## The task
Scan the records for the word "tener". Copy each line that includes it.

○ ○ ○ ○ ○ ○ ○

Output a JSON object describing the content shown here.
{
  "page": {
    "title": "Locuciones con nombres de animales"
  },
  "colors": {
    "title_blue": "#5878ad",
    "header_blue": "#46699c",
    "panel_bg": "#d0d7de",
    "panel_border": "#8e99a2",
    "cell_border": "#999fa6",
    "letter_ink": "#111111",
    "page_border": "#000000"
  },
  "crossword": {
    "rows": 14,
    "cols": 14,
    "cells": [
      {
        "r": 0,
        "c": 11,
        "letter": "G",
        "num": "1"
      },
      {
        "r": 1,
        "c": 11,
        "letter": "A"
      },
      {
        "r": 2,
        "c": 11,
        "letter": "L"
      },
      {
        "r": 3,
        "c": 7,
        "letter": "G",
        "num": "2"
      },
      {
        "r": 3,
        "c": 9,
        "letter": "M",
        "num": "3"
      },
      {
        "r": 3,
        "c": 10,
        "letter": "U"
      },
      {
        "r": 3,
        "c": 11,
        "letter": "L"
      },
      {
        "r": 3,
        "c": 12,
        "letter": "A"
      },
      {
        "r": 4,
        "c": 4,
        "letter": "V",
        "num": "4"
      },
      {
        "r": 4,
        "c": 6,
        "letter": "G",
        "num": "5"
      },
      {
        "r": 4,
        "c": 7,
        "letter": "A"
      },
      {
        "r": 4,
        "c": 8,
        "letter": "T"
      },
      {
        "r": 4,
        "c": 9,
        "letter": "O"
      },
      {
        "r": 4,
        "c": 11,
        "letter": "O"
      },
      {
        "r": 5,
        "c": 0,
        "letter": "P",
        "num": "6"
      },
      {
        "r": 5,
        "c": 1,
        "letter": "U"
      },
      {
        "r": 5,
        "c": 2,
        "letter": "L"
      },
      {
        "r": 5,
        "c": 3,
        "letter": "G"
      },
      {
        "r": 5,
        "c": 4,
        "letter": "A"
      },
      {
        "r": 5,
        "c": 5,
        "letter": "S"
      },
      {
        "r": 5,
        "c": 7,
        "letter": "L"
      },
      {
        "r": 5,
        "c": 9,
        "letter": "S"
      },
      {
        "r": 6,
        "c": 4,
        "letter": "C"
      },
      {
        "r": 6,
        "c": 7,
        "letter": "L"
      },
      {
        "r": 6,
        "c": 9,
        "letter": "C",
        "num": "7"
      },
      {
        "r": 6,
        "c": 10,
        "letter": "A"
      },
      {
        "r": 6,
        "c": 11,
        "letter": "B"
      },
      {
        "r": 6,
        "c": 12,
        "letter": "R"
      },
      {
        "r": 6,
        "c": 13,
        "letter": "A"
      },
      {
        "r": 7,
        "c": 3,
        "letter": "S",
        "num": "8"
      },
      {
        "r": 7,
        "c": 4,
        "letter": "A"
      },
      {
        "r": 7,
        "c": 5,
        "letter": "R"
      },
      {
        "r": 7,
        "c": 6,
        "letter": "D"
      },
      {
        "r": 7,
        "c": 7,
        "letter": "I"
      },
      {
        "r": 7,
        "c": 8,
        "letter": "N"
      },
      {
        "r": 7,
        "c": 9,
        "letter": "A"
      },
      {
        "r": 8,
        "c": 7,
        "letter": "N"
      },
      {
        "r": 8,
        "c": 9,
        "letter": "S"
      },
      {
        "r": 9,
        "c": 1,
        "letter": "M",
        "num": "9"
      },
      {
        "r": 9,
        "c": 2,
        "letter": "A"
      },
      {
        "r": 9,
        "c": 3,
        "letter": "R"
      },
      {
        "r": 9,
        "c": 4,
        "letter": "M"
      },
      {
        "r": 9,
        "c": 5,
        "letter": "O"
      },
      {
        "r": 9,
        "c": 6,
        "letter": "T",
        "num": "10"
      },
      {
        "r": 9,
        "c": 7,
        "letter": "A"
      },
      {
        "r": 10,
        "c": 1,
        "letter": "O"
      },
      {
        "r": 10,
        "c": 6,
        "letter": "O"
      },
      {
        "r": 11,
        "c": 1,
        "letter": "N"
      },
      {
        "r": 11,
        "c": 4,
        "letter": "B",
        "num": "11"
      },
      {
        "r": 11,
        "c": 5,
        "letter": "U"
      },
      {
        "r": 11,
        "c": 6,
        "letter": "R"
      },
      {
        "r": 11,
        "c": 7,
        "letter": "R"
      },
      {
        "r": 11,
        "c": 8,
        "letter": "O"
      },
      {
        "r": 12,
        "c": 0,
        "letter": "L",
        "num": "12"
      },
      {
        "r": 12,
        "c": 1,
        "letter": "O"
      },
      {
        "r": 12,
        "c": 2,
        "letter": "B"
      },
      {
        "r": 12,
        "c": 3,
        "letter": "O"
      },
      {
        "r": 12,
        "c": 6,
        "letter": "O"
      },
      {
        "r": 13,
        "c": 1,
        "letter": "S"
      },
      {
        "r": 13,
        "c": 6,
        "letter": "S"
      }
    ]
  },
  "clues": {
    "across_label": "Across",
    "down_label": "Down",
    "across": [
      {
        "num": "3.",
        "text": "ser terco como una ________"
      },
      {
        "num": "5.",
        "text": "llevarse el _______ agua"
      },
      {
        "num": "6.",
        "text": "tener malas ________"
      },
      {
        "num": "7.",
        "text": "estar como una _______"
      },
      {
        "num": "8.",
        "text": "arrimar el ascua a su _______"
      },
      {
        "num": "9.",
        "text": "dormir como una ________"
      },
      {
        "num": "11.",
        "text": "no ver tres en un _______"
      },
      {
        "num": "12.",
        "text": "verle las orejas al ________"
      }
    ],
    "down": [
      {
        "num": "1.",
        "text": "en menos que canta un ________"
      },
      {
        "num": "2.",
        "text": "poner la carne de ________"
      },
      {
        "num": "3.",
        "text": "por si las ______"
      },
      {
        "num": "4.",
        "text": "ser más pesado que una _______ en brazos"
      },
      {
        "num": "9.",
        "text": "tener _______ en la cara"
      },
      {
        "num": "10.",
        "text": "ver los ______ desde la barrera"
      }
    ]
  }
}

○ ○ ○ ○ ○ ○ ○

## The result
        "text": "tener malas ________"
        "text": "tener _______ en la cara"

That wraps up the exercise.